_DATA FOR THE TASK_

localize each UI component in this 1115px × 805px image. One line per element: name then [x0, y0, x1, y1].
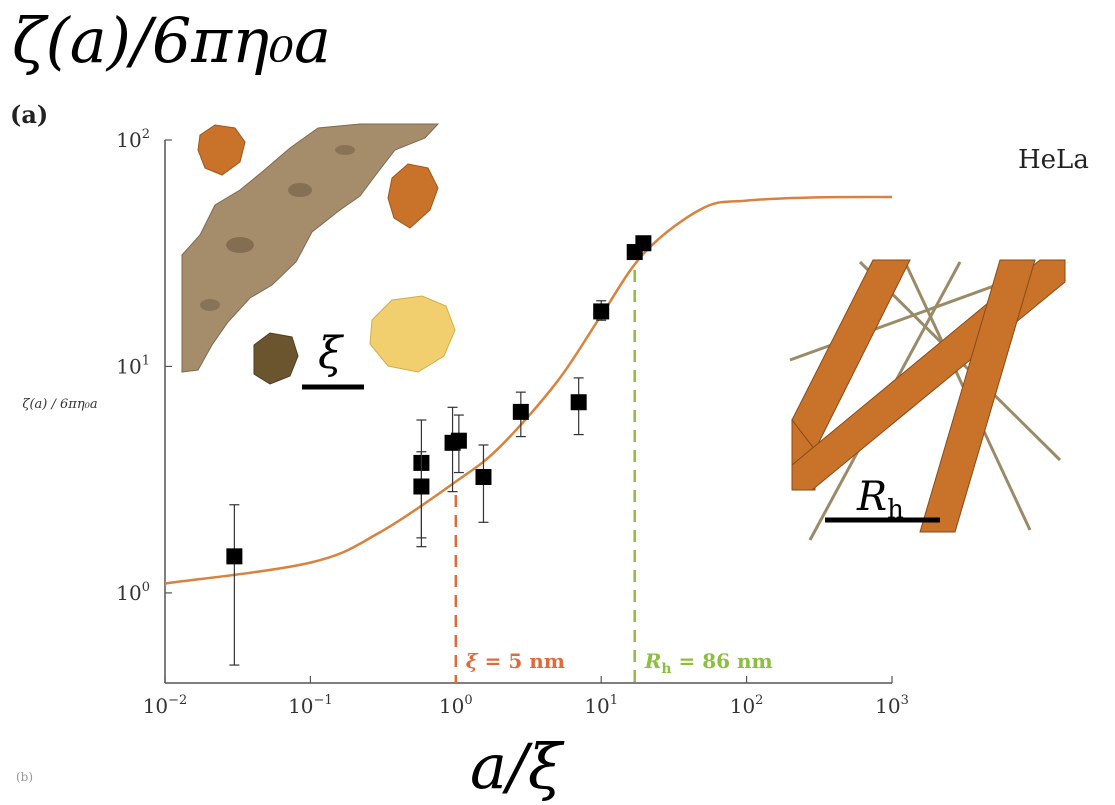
- y-tick-label: 101: [116, 353, 150, 378]
- data-point: [570, 377, 587, 436]
- xi-scale-label: ξ: [318, 328, 345, 379]
- data-point: [450, 414, 467, 474]
- data-point: [512, 391, 529, 438]
- data-point: [413, 451, 430, 548]
- point-marker: [512, 403, 529, 420]
- fit-curve: [164, 195, 893, 585]
- rh-scale-label: Rh: [856, 474, 904, 525]
- reference-lines: ξ = 5 nm Rh = 86 nm: [454, 270, 773, 683]
- xi-reference-label: ξ = 5 nm: [466, 649, 565, 673]
- y-axis-label: ζ(a) / 6πη₀a: [22, 397, 97, 412]
- x-tick-label: 10−2: [143, 693, 188, 718]
- y-tick-labels: 100 101 102: [116, 127, 172, 605]
- panel-label: (a): [10, 100, 49, 129]
- data-points: [226, 235, 652, 666]
- point-marker: [635, 235, 652, 252]
- figure-title: ζ(a)/6πη₀a: [12, 4, 331, 77]
- fiber-network-illustration: [789, 259, 1066, 541]
- y-tick-label: 100: [116, 580, 150, 605]
- point-marker: [226, 548, 243, 565]
- data-point: [226, 504, 243, 666]
- cell-line-label: HeLa: [1018, 145, 1089, 175]
- panel-b-label: (b): [16, 770, 34, 784]
- x-tick-label: 101: [584, 693, 618, 718]
- x-tick-label: 102: [730, 693, 764, 718]
- data-point: [475, 444, 492, 523]
- point-marker: [450, 432, 467, 449]
- protein-cluster-illustration: [181, 123, 456, 385]
- x-tick-label: 103: [875, 693, 909, 718]
- x-tick-label: 10−1: [288, 693, 333, 718]
- y-tick-label: 102: [116, 127, 150, 152]
- data-point: [635, 235, 652, 252]
- data-point: [593, 300, 610, 321]
- x-tick-label: 100: [439, 693, 473, 718]
- x-axis-title: a/ξ: [470, 730, 563, 803]
- point-marker: [570, 394, 587, 411]
- point-marker: [475, 468, 492, 485]
- point-marker: [593, 303, 610, 320]
- point-marker: [413, 478, 430, 495]
- rh-reference-label: Rh = 86 nm: [644, 649, 773, 677]
- x-tick-labels: 10−2 10−1 100 101 102 103: [143, 676, 909, 718]
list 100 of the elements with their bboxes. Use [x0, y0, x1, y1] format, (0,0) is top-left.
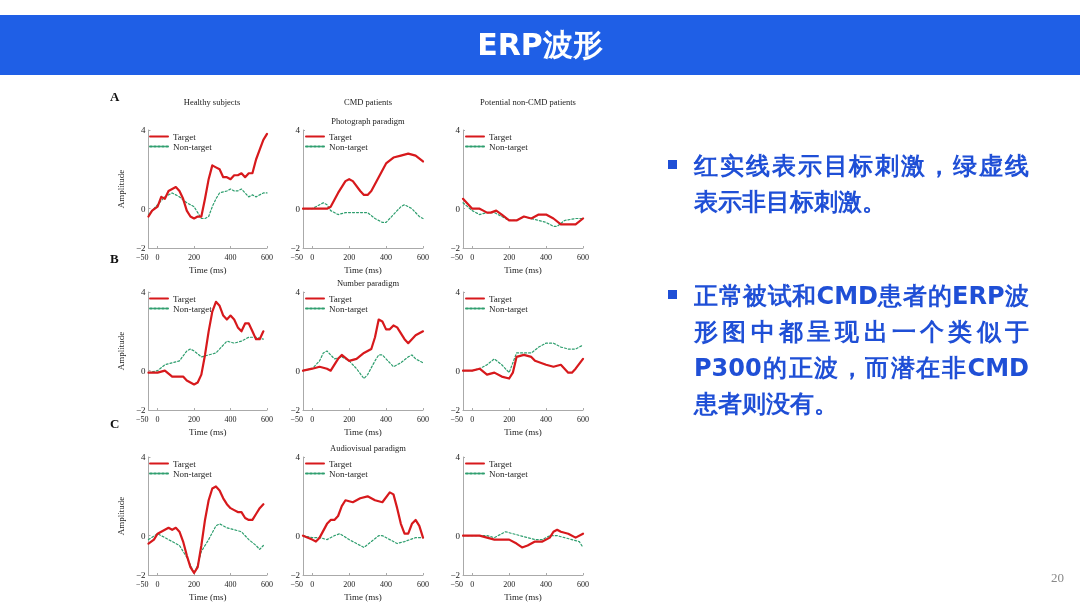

_PROMPT_
If pictures are present, they are dropped, and the entries above are written out word for word.

_THE ANSWER_
localize each UI component in this 1115px × 805px image. One line per element: name then [x0, y0, x1, y1].
- y-tick-label: 101: [116, 353, 150, 378]
- data-point: [570, 377, 587, 436]
- xi-scale-label: ξ: [318, 328, 345, 379]
- data-point: [450, 414, 467, 474]
- data-point: [512, 391, 529, 438]
- data-point: [413, 451, 430, 548]
- point-marker: [512, 403, 529, 420]
- fit-curve: [164, 195, 893, 585]
- rh-scale-label: Rh: [856, 474, 904, 525]
- reference-lines: ξ = 5 nm Rh = 86 nm: [454, 270, 773, 683]
- xi-reference-label: ξ = 5 nm: [466, 649, 565, 673]
- y-axis-label: ζ(a) / 6πη₀a: [22, 397, 97, 412]
- x-tick-label: 10−2: [143, 693, 188, 718]
- y-tick-labels: 100 101 102: [116, 127, 172, 605]
- panel-label: (a): [10, 100, 49, 129]
- data-points: [226, 235, 652, 666]
- point-marker: [635, 235, 652, 252]
- figure-title: ζ(a)/6πη₀a: [12, 4, 331, 77]
- fiber-network-illustration: [789, 259, 1066, 541]
- y-tick-label: 100: [116, 580, 150, 605]
- point-marker: [226, 548, 243, 565]
- data-point: [226, 504, 243, 666]
- cell-line-label: HeLa: [1018, 145, 1089, 175]
- panel-b-label: (b): [16, 770, 34, 784]
- x-tick-label: 101: [584, 693, 618, 718]
- x-tick-label: 102: [730, 693, 764, 718]
- data-point: [475, 444, 492, 523]
- point-marker: [450, 432, 467, 449]
- protein-cluster-illustration: [181, 123, 456, 385]
- x-tick-label: 103: [875, 693, 909, 718]
- x-tick-label: 10−1: [288, 693, 333, 718]
- y-tick-label: 102: [116, 127, 150, 152]
- data-point: [635, 235, 652, 252]
- data-point: [593, 300, 610, 321]
- x-tick-label: 100: [439, 693, 473, 718]
- x-axis-title: a/ξ: [470, 730, 563, 803]
- point-marker: [570, 394, 587, 411]
- point-marker: [475, 468, 492, 485]
- point-marker: [593, 303, 610, 320]
- point-marker: [413, 478, 430, 495]
- rh-reference-label: Rh = 86 nm: [644, 649, 773, 677]
- x-tick-labels: 10−2 10−1 100 101 102 103: [143, 676, 909, 718]
list 100 of the elements with their bboxes. Use [x0, y0, x1, y1] format, (0,0) is top-left.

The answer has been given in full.